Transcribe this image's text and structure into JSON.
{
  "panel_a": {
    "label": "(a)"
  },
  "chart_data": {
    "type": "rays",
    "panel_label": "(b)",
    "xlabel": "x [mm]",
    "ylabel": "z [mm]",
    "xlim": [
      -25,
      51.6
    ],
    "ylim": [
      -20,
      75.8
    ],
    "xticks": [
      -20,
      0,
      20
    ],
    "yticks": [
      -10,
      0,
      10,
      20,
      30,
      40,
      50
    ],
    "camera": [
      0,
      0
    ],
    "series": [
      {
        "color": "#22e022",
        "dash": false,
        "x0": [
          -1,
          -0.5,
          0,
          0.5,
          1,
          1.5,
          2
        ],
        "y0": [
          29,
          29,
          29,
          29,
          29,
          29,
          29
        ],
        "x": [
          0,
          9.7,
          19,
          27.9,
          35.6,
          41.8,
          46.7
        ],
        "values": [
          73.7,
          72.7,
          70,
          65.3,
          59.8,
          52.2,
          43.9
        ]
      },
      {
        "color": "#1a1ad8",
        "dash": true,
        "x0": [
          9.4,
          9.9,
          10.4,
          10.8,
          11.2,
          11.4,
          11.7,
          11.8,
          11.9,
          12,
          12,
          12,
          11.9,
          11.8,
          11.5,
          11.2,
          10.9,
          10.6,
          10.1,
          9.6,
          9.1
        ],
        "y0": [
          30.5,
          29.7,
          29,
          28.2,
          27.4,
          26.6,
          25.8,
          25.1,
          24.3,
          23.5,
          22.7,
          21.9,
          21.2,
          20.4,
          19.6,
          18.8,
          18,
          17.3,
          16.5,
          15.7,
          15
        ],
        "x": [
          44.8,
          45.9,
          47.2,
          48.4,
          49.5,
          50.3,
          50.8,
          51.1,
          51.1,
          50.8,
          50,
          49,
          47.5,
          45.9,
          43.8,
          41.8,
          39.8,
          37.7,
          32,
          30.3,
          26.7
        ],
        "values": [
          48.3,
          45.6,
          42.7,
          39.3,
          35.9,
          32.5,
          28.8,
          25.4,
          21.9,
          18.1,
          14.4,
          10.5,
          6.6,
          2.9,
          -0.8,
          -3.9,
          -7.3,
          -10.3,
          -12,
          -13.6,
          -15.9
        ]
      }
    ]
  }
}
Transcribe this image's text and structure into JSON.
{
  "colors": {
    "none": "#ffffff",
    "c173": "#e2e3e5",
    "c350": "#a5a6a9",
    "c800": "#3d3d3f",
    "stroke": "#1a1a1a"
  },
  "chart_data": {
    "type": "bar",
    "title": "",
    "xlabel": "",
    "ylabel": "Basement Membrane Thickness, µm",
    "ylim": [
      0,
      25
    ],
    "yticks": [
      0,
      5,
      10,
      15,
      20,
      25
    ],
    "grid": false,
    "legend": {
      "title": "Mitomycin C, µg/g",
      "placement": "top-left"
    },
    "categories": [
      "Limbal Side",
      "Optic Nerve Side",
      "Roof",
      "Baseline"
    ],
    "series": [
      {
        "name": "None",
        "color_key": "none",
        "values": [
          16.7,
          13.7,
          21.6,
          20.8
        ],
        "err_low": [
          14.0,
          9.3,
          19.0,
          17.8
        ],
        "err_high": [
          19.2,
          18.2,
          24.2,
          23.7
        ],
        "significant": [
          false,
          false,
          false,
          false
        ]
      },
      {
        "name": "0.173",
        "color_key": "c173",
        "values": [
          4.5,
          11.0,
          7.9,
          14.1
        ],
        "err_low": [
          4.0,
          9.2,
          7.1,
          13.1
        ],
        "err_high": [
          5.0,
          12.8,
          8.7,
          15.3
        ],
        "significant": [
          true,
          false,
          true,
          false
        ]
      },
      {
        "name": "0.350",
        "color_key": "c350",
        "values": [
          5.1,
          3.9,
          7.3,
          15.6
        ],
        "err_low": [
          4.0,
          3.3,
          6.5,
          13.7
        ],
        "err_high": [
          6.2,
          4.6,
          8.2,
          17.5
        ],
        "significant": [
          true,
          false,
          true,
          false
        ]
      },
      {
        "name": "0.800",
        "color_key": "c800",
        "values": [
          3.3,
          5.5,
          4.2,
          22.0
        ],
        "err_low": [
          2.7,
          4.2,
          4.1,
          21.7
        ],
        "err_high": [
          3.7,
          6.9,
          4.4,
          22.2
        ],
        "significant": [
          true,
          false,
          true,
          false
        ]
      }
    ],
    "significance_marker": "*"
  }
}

• • • • •

## Requirement
Transcribe the full listing above without leaving anything out.

## Complete answer
Transcribe this image's text and structure into JSON.
{
  "panel_a": {
    "label": "(a)"
  },
  "chart_data": {
    "type": "rays",
    "panel_label": "(b)",
    "xlabel": "x [mm]",
    "ylabel": "z [mm]",
    "xlim": [
      -25,
      51.6
    ],
    "ylim": [
      -20,
      75.8
    ],
    "xticks": [
      -20,
      0,
      20
    ],
    "yticks": [
      -10,
      0,
      10,
      20,
      30,
      40,
      50
    ],
    "camera": [
      0,
      0
    ],
    "series": [
      {
        "color": "#22e022",
        "dash": false,
        "x0": [
          -1,
          -0.5,
          0,
          0.5,
          1,
          1.5,
          2
        ],
        "y0": [
          29,
          29,
          29,
          29,
          29,
          29,
          29
        ],
        "x": [
          0,
          9.7,
          19,
          27.9,
          35.6,
          41.8,
          46.7
        ],
        "values": [
          73.7,
          72.7,
          70,
          65.3,
          59.8,
          52.2,
          43.9
        ]
      },
      {
        "color": "#1a1ad8",
        "dash": true,
        "x0": [
          9.4,
          9.9,
          10.4,
          10.8,
          11.2,
          11.4,
          11.7,
          11.8,
          11.9,
          12,
          12,
          12,
          11.9,
          11.8,
          11.5,
          11.2,
          10.9,
          10.6,
          10.1,
          9.6,
          9.1
        ],
        "y0": [
          30.5,
          29.7,
          29,
          28.2,
          27.4,
          26.6,
          25.8,
          25.1,
          24.3,
          23.5,
          22.7,
          21.9,
          21.2,
          20.4,
          19.6,
          18.8,
          18,
          17.3,
          16.5,
          15.7,
          15
        ],
        "x": [
          44.8,
          45.9,
          47.2,
          48.4,
          49.5,
          50.3,
          50.8,
          51.1,
          51.1,
          50.8,
          50,
          49,
          47.5,
          45.9,
          43.8,
          41.8,
          39.8,
          37.7,
          32,
          30.3,
          26.7
        ],
        "values": [
          48.3,
          45.6,
          42.7,
          39.3,
          35.9,
          32.5,
          28.8,
          25.4,
          21.9,
          18.1,
          14.4,
          10.5,
          6.6,
          2.9,
          -0.8,
          -3.9,
          -7.3,
          -10.3,
          -12,
          -13.6,
          -15.9
        ]
      }
    ]
  }
}
Transcribe this image's text and structure into JSON.
{
  "colors": {
    "none": "#ffffff",
    "c173": "#e2e3e5",
    "c350": "#a5a6a9",
    "c800": "#3d3d3f",
    "stroke": "#1a1a1a"
  },
  "chart_data": {
    "type": "bar",
    "title": "",
    "xlabel": "",
    "ylabel": "Basement Membrane Thickness, µm",
    "ylim": [
      0,
      25
    ],
    "yticks": [
      0,
      5,
      10,
      15,
      20,
      25
    ],
    "grid": false,
    "legend": {
      "title": "Mitomycin C, µg/g",
      "placement": "top-left"
    },
    "categories": [
      "Limbal Side",
      "Optic Nerve Side",
      "Roof",
      "Baseline"
    ],
    "series": [
      {
        "name": "None",
        "color_key": "none",
        "values": [
          16.7,
          13.7,
          21.6,
          20.8
        ],
        "err_low": [
          14.0,
          9.3,
          19.0,
          17.8
        ],
        "err_high": [
          19.2,
          18.2,
          24.2,
          23.7
        ],
        "significant": [
          false,
          false,
          false,
          false
        ]
      },
      {
        "name": "0.173",
        "color_key": "c173",
        "values": [
          4.5,
          11.0,
          7.9,
          14.1
        ],
        "err_low": [
          4.0,
          9.2,
          7.1,
          13.1
        ],
        "err_high": [
          5.0,
          12.8,
          8.7,
          15.3
        ],
        "significant": [
          true,
          false,
          true,
          false
        ]
      },
      {
        "name": "0.350",
        "color_key": "c350",
        "values": [
          5.1,
          3.9,
          7.3,
          15.6
        ],
        "err_low": [
          4.0,
          3.3,
          6.5,
          13.7
        ],
        "err_high": [
          6.2,
          4.6,
          8.2,
          17.5
        ],
        "significant": [
          true,
          false,
          true,
          false
        ]
      },
      {
        "name": "0.800",
        "color_key": "c800",
        "values": [
          3.3,
          5.5,
          4.2,
          22.0
        ],
        "err_low": [
          2.7,
          4.2,
          4.1,
          21.7
        ],
        "err_high": [
          3.7,
          6.9,
          4.4,
          22.2
        ],
        "significant": [
          true,
          false,
          true,
          false
        ]
      }
    ],
    "significance_marker": "*"
  }
}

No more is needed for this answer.